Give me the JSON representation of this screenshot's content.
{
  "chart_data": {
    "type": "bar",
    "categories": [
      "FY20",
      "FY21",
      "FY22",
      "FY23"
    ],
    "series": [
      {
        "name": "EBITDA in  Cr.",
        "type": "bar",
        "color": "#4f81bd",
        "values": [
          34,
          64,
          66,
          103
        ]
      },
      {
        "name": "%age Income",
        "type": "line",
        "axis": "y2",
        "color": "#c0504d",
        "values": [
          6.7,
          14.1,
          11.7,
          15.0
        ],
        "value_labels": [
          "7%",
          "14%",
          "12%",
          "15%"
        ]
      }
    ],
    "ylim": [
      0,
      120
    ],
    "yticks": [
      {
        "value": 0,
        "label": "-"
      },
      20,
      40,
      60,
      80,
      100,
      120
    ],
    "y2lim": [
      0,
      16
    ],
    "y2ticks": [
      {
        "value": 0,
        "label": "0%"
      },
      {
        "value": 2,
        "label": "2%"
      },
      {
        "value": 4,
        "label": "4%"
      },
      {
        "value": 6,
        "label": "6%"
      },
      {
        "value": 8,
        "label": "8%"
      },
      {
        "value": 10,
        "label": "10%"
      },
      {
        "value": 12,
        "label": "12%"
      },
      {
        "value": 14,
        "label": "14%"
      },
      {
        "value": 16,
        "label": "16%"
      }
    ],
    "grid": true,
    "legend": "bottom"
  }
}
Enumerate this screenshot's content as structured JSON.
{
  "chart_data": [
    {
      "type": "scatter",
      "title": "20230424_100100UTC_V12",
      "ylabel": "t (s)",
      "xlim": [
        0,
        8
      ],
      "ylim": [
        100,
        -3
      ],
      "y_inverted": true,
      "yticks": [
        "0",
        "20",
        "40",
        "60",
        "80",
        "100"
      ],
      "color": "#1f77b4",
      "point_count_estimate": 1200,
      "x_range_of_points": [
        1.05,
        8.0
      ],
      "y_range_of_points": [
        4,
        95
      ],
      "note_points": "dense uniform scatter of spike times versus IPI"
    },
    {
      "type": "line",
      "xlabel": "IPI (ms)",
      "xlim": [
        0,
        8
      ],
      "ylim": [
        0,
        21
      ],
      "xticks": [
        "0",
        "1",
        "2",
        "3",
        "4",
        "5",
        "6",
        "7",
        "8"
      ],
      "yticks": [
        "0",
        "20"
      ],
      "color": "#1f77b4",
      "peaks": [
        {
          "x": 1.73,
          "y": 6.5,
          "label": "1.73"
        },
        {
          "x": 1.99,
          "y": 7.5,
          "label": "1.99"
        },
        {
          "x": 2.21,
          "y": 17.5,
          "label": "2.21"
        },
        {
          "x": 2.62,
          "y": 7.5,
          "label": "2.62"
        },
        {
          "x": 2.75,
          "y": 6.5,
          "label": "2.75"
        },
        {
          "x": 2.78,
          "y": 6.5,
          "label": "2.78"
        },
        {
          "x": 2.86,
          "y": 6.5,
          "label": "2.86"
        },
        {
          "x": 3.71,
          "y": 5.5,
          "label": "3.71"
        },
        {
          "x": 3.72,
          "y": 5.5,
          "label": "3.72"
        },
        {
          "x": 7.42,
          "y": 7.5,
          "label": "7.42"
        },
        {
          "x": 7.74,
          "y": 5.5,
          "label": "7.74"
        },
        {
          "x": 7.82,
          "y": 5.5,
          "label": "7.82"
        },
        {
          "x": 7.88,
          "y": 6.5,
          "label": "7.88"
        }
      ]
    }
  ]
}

+ + +

TASK STATEMENT — Give the number of lines in the entries above that include the string "type". No other output is expected.

TASK ANSWER — 5